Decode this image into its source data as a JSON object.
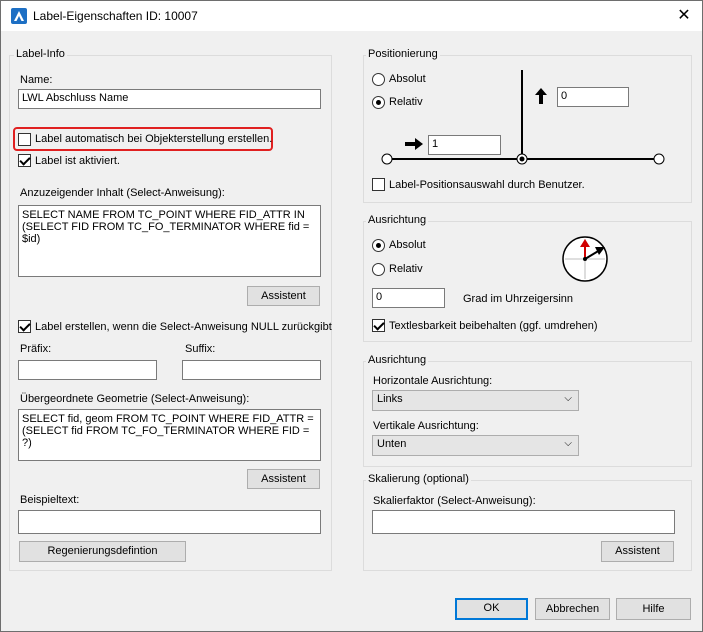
{
  "window": {
    "title": "Label-Eigenschaften ID: 10007"
  },
  "label_info": {
    "group_title": "Label-Info",
    "name_label": "Name:",
    "name_value": "LWL Abschluss Name",
    "auto_create_label": "Label automatisch bei Objekterstellung erstellen.",
    "activated_label": "Label ist aktiviert.",
    "content_label": "Anzuzeigender Inhalt (Select-Anweisung):",
    "content_value": "SELECT NAME FROM TC_POINT WHERE FID_ATTR IN (SELECT FID FROM TC_FO_TERMINATOR WHERE fid = $id)",
    "assistant1": "Assistent",
    "create_if_null_label": "Label erstellen, wenn die Select-Anweisung NULL zurückgibt",
    "prefix_label": "Präfix:",
    "prefix_value": "",
    "suffix_label": "Suffix:",
    "suffix_value": "",
    "parent_geom_label": "Übergeordnete Geometrie (Select-Anweisung):",
    "parent_geom_value": "SELECT fid, geom FROM TC_POINT WHERE FID_ATTR = (SELECT fid FROM TC_FO_TERMINATOR WHERE FID = ?)",
    "assistant2": "Assistent",
    "sample_text_label": "Beispieltext:",
    "sample_text_value": "",
    "regen_button": "Regenierungsdefintion"
  },
  "positioning": {
    "group_title": "Positionierung",
    "absolute": "Absolut",
    "relative": "Relativ",
    "y_value": "0",
    "x_value": "1",
    "user_selection": "Label-Positionsauswahl durch Benutzer."
  },
  "orientation": {
    "group_title": "Ausrichtung",
    "absolute": "Absolut",
    "relative": "Relativ",
    "degrees_value": "0",
    "degrees_label": "Grad im Uhrzeigersinn",
    "readability_label": "Textlesbarkeit beibehalten (ggf. umdrehen)"
  },
  "alignment": {
    "group_title": "Ausrichtung",
    "horizontal_label": "Horizontale Ausrichtung:",
    "horizontal_value": "Links",
    "vertical_label": "Vertikale Ausrichtung:",
    "vertical_value": "Unten"
  },
  "scaling": {
    "group_title": "Skalierung (optional)",
    "factor_label": "Skalierfaktor (Select-Anweisung):",
    "factor_value": "",
    "assistant": "Assistent"
  },
  "footer": {
    "ok": "OK",
    "cancel": "Abbrechen",
    "help": "Hilfe"
  },
  "colors": {
    "highlight": "#e02020",
    "focus": "#0078d7",
    "compass_arrow": "#d00000"
  },
  "icons": {
    "app": "app-logo-icon",
    "close": "close-icon",
    "up_arrow": "arrow-up-icon",
    "right_arrow": "arrow-right-icon",
    "compass": "compass-icon"
  }
}
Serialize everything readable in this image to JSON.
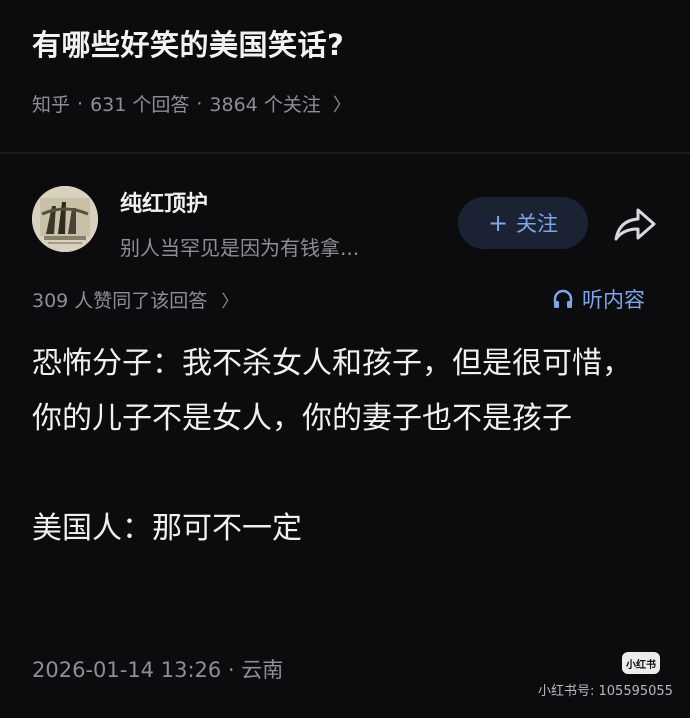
{
  "question": {
    "title": "有哪些好笑的美国笑话?",
    "source": "知乎",
    "separator": "·",
    "answers_count": "631 个回答",
    "followers_count": "3864 个关注",
    "chevron_icon": "chevron-right-icon"
  },
  "author": {
    "name": "纯红顶护",
    "bio": "别人当罕见是因为有钱拿...",
    "avatar_icon": "avatar-image",
    "follow_label": "关注",
    "follow_prefix": "+",
    "share_icon": "share-icon"
  },
  "answer": {
    "votes": "309 人赞同了该回答",
    "listen_label": "听内容",
    "listen_icon": "headphones-icon",
    "paragraphs": [
      "恐怖分子：我不杀女人和孩子，但是很可惜，你的儿子不是女人，你的妻子也不是孩子",
      "美国人：那可不一定"
    ],
    "timestamp": "2026-01-14 13:26 · 云南"
  },
  "watermark": {
    "logo_text": "小红书",
    "id_text": "小红书号: 105595055"
  },
  "colors": {
    "background": "#0c0c0e",
    "primary_text": "#f0f0f0",
    "secondary_text": "#8e8e93",
    "accent": "#7ea6ea",
    "follow_button_bg": "#1a2233"
  }
}
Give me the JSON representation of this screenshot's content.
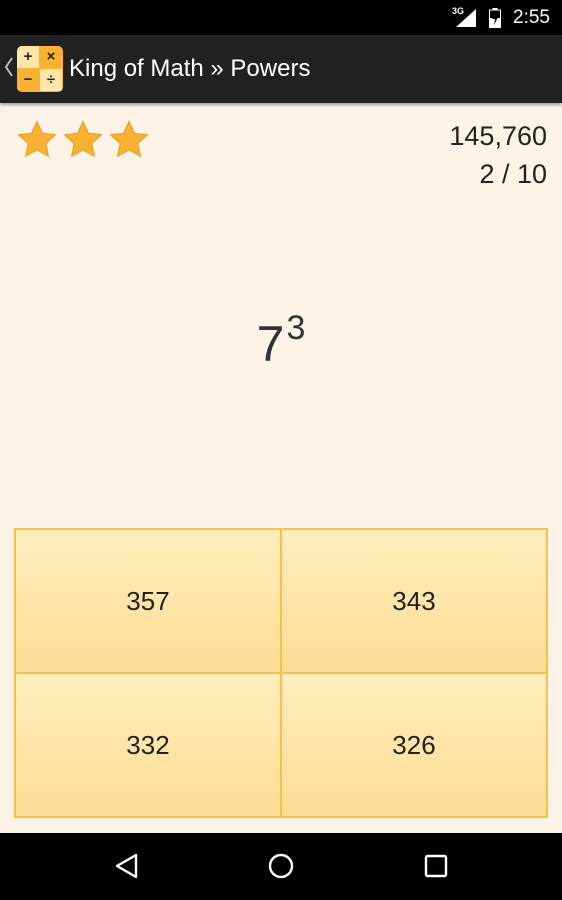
{
  "status_bar": {
    "network": "3G",
    "time": "2:55"
  },
  "action_bar": {
    "title": "King of Math » Powers",
    "icon_symbols": [
      "+",
      "×",
      "−",
      "÷"
    ]
  },
  "game": {
    "stars_earned": 3,
    "stars_total": 3,
    "score": "145,760",
    "progress": "2 / 10"
  },
  "question": {
    "base": "7",
    "exponent": "3"
  },
  "answers": [
    "357",
    "343",
    "332",
    "326"
  ],
  "colors": {
    "background": "#faf3e6",
    "action_bar": "#212121",
    "star": "#fcb133",
    "answer_fill": "#fddc93",
    "answer_border": "#f7bf4c"
  },
  "nav_bar": {
    "icons": [
      "back-icon",
      "home-icon",
      "recents-icon"
    ]
  }
}
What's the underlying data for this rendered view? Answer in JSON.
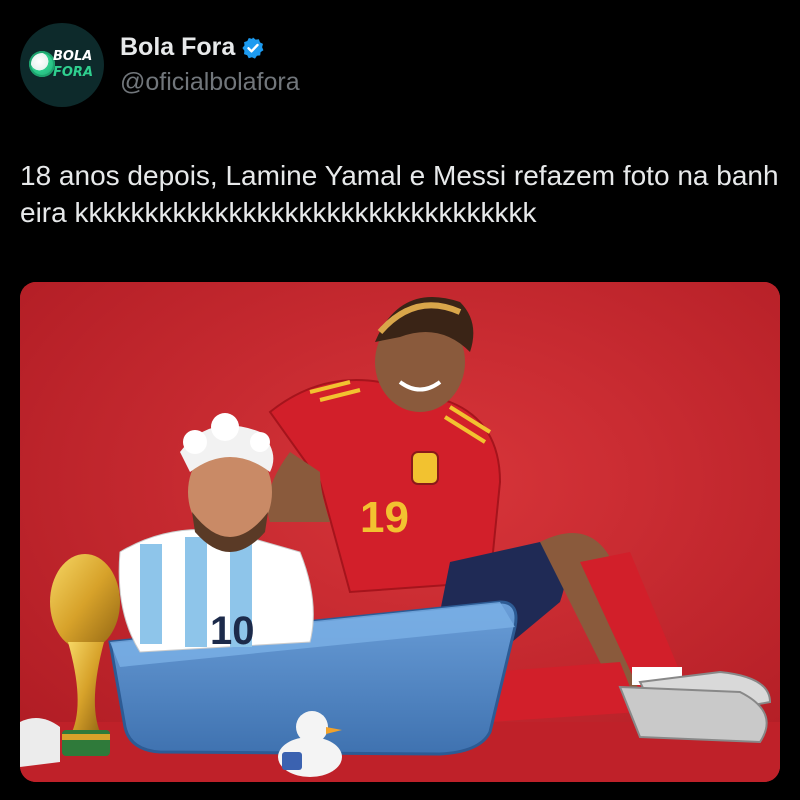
{
  "account": {
    "display_name": "Bola Fora",
    "handle": "@oficialbolafora",
    "verified_icon": "verified-badge-icon",
    "verified_color": "#1d9bf0",
    "avatar_logo_line1": "BOLA",
    "avatar_logo_line2": "FORA"
  },
  "tweet": {
    "text": "18 anos depois, Lamine Yamal e Messi refazem foto na banheira kkkkkkkkkkkkkkkkkkkkkkkkkkkkkkkkk"
  },
  "media": {
    "jersey_numbers": {
      "yamal": "19",
      "messi": "10"
    }
  },
  "colors": {
    "background": "#000000",
    "text_primary": "#e7e9ea",
    "text_secondary": "#71767b",
    "photo_backdrop": "#c8242c",
    "tub": "#4f86c6"
  }
}
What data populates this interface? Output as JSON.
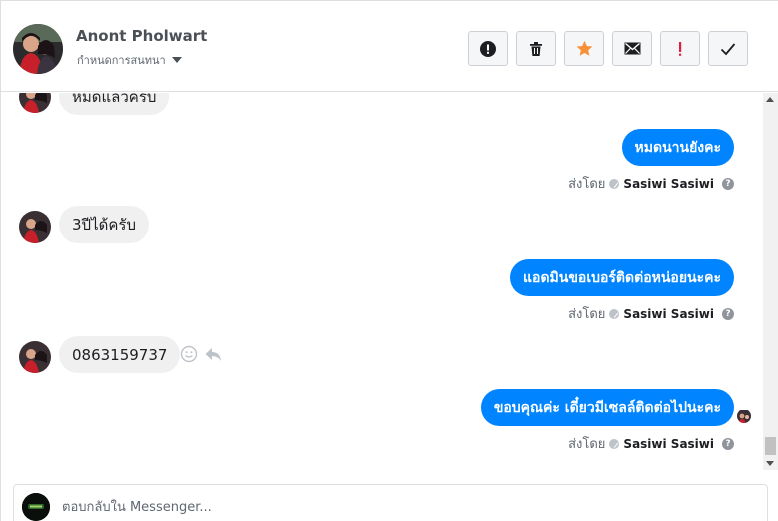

+++

◆ **Your objective**
Output the material word for word, omitting its pictures.

◆ **Response for this exercise**
Decode this image into its source data as a JSON object.
{
  "window": {
    "title": "Label-Eigenschaften ID: 10007"
  },
  "label_info": {
    "group_title": "Label-Info",
    "name_label": "Name:",
    "name_value": "LWL Abschluss Name",
    "auto_create_label": "Label automatisch bei Objekterstellung erstellen.",
    "activated_label": "Label ist aktiviert.",
    "content_label": "Anzuzeigender Inhalt (Select-Anweisung):",
    "content_value": "SELECT NAME FROM TC_POINT WHERE FID_ATTR IN (SELECT FID FROM TC_FO_TERMINATOR WHERE fid = $id)",
    "assistant1": "Assistent",
    "create_if_null_label": "Label erstellen, wenn die Select-Anweisung NULL zurückgibt",
    "prefix_label": "Präfix:",
    "prefix_value": "",
    "suffix_label": "Suffix:",
    "suffix_value": "",
    "parent_geom_label": "Übergeordnete Geometrie (Select-Anweisung):",
    "parent_geom_value": "SELECT fid, geom FROM TC_POINT WHERE FID_ATTR = (SELECT fid FROM TC_FO_TERMINATOR WHERE FID = ?)",
    "assistant2": "Assistent",
    "sample_text_label": "Beispieltext:",
    "sample_text_value": "",
    "regen_button": "Regenierungsdefintion"
  },
  "positioning": {
    "group_title": "Positionierung",
    "absolute": "Absolut",
    "relative": "Relativ",
    "y_value": "0",
    "x_value": "1",
    "user_selection": "Label-Positionsauswahl durch Benutzer."
  },
  "orientation": {
    "group_title": "Ausrichtung",
    "absolute": "Absolut",
    "relative": "Relativ",
    "degrees_value": "0",
    "degrees_label": "Grad im Uhrzeigersinn",
    "readability_label": "Textlesbarkeit beibehalten (ggf. umdrehen)"
  },
  "alignment": {
    "group_title": "Ausrichtung",
    "horizontal_label": "Horizontale Ausrichtung:",
    "horizontal_value": "Links",
    "vertical_label": "Vertikale Ausrichtung:",
    "vertical_value": "Unten"
  },
  "scaling": {
    "group_title": "Skalierung (optional)",
    "factor_label": "Skalierfaktor (Select-Anweisung):",
    "factor_value": "",
    "assistant": "Assistent"
  },
  "footer": {
    "ok": "OK",
    "cancel": "Abbrechen",
    "help": "Hilfe"
  },
  "colors": {
    "highlight": "#e02020",
    "focus": "#0078d7",
    "compass_arrow": "#d00000"
  },
  "icons": {
    "app": "app-logo-icon",
    "close": "close-icon",
    "up_arrow": "arrow-up-icon",
    "right_arrow": "arrow-right-icon",
    "compass": "compass-icon"
  }
}
Serialize everything readable in this image to JSON.
{
  "question": {
    "title": "有哪些好笑的美国笑话?",
    "source": "知乎",
    "separator": "·",
    "answers_count": "631 个回答",
    "followers_count": "3864 个关注",
    "chevron_icon": "chevron-right-icon"
  },
  "author": {
    "name": "纯红顶护",
    "bio": "别人当罕见是因为有钱拿...",
    "avatar_icon": "avatar-image",
    "follow_label": "关注",
    "follow_prefix": "+",
    "share_icon": "share-icon"
  },
  "answer": {
    "votes": "309 人赞同了该回答",
    "listen_label": "听内容",
    "listen_icon": "headphones-icon",
    "paragraphs": [
      "恐怖分子：我不杀女人和孩子，但是很可惜，你的儿子不是女人，你的妻子也不是孩子",
      "美国人：那可不一定"
    ],
    "timestamp": "2026-01-14 13:26 · 云南"
  },
  "watermark": {
    "logo_text": "小红书",
    "id_text": "小红书号: 105595055"
  },
  "colors": {
    "background": "#0c0c0e",
    "primary_text": "#f0f0f0",
    "secondary_text": "#8e8e93",
    "accent": "#7ea6ea",
    "follow_button_bg": "#1a2233"
  }
}
Give me the JSON representation of this screenshot's content.
{
  "status_bar": {
    "network": "3G",
    "time": "2:55"
  },
  "action_bar": {
    "title": "King of Math » Powers",
    "icon_symbols": [
      "+",
      "×",
      "−",
      "÷"
    ]
  },
  "game": {
    "stars_earned": 3,
    "stars_total": 3,
    "score": "145,760",
    "progress": "2 / 10"
  },
  "question": {
    "base": "7",
    "exponent": "3"
  },
  "answers": [
    "357",
    "343",
    "332",
    "326"
  ],
  "colors": {
    "background": "#faf3e6",
    "action_bar": "#212121",
    "star": "#fcb133",
    "answer_fill": "#fddc93",
    "answer_border": "#f7bf4c"
  },
  "nav_bar": {
    "icons": [
      "back-icon",
      "home-icon",
      "recents-icon"
    ]
  }
}
What's the underlying data for this rendered view? Answer in JSON.
{
  "account": {
    "display_name": "Bola Fora",
    "handle": "@oficialbolafora",
    "verified_icon": "verified-badge-icon",
    "verified_color": "#1d9bf0",
    "avatar_logo_line1": "BOLA",
    "avatar_logo_line2": "FORA"
  },
  "tweet": {
    "text": "18 anos depois, Lamine Yamal e Messi refazem foto na banheira kkkkkkkkkkkkkkkkkkkkkkkkkkkkkkkkk"
  },
  "media": {
    "jersey_numbers": {
      "yamal": "19",
      "messi": "10"
    }
  },
  "colors": {
    "background": "#000000",
    "text_primary": "#e7e9ea",
    "text_secondary": "#71767b",
    "photo_backdrop": "#c8242c",
    "tub": "#4f86c6"
  }
}
What data populates this interface? Output as JSON.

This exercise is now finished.